- [Supplied entries]

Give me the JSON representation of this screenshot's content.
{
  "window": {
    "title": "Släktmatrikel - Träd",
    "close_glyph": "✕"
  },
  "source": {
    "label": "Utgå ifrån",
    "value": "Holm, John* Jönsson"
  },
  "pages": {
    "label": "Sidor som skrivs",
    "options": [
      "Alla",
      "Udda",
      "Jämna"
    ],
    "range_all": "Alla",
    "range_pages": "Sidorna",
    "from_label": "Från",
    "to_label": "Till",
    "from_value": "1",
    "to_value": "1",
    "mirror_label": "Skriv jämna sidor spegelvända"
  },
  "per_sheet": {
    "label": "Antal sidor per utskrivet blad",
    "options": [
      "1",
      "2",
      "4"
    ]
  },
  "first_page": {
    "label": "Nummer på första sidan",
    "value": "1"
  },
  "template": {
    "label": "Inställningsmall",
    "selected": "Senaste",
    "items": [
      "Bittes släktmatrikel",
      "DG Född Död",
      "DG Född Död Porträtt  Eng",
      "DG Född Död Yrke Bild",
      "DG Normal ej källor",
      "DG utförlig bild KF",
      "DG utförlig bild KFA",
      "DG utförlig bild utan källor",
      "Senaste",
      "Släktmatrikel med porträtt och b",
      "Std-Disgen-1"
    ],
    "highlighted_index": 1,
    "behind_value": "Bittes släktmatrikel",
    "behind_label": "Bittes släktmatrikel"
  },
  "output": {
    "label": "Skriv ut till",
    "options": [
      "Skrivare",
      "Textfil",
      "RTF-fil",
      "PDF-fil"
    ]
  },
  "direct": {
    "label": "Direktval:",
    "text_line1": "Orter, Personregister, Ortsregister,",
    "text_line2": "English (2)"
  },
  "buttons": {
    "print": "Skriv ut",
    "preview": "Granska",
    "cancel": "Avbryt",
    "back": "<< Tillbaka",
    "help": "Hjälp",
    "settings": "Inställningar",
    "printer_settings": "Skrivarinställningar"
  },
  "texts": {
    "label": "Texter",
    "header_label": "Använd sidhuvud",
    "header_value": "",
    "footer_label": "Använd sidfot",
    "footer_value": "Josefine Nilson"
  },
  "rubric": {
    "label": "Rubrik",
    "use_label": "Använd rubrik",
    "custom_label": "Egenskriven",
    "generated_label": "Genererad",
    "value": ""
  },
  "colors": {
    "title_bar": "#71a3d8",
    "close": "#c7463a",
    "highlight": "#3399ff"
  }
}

- [Given exercise] Reproduce each entry above exactly, keeping every word.

- [Task solution]
Give me the JSON representation of this screenshot's content.
{
  "window": {
    "title": "Släktmatrikel - Träd",
    "close_glyph": "✕"
  },
  "source": {
    "label": "Utgå ifrån",
    "value": "Holm, John* Jönsson"
  },
  "pages": {
    "label": "Sidor som skrivs",
    "options": [
      "Alla",
      "Udda",
      "Jämna"
    ],
    "range_all": "Alla",
    "range_pages": "Sidorna",
    "from_label": "Från",
    "to_label": "Till",
    "from_value": "1",
    "to_value": "1",
    "mirror_label": "Skriv jämna sidor spegelvända"
  },
  "per_sheet": {
    "label": "Antal sidor per utskrivet blad",
    "options": [
      "1",
      "2",
      "4"
    ]
  },
  "first_page": {
    "label": "Nummer på första sidan",
    "value": "1"
  },
  "template": {
    "label": "Inställningsmall",
    "selected": "Senaste",
    "items": [
      "Bittes släktmatrikel",
      "DG Född Död",
      "DG Född Död Porträtt  Eng",
      "DG Född Död Yrke Bild",
      "DG Normal ej källor",
      "DG utförlig bild KF",
      "DG utförlig bild KFA",
      "DG utförlig bild utan källor",
      "Senaste",
      "Släktmatrikel med porträtt och b",
      "Std-Disgen-1"
    ],
    "highlighted_index": 1,
    "behind_value": "Bittes släktmatrikel",
    "behind_label": "Bittes släktmatrikel"
  },
  "output": {
    "label": "Skriv ut till",
    "options": [
      "Skrivare",
      "Textfil",
      "RTF-fil",
      "PDF-fil"
    ]
  },
  "direct": {
    "label": "Direktval:",
    "text_line1": "Orter, Personregister, Ortsregister,",
    "text_line2": "English (2)"
  },
  "buttons": {
    "print": "Skriv ut",
    "preview": "Granska",
    "cancel": "Avbryt",
    "back": "<< Tillbaka",
    "help": "Hjälp",
    "settings": "Inställningar",
    "printer_settings": "Skrivarinställningar"
  },
  "texts": {
    "label": "Texter",
    "header_label": "Använd sidhuvud",
    "header_value": "",
    "footer_label": "Använd sidfot",
    "footer_value": "Josefine Nilson"
  },
  "rubric": {
    "label": "Rubrik",
    "use_label": "Använd rubrik",
    "custom_label": "Egenskriven",
    "generated_label": "Genererad",
    "value": ""
  },
  "colors": {
    "title_bar": "#71a3d8",
    "close": "#c7463a",
    "highlight": "#3399ff"
  }
}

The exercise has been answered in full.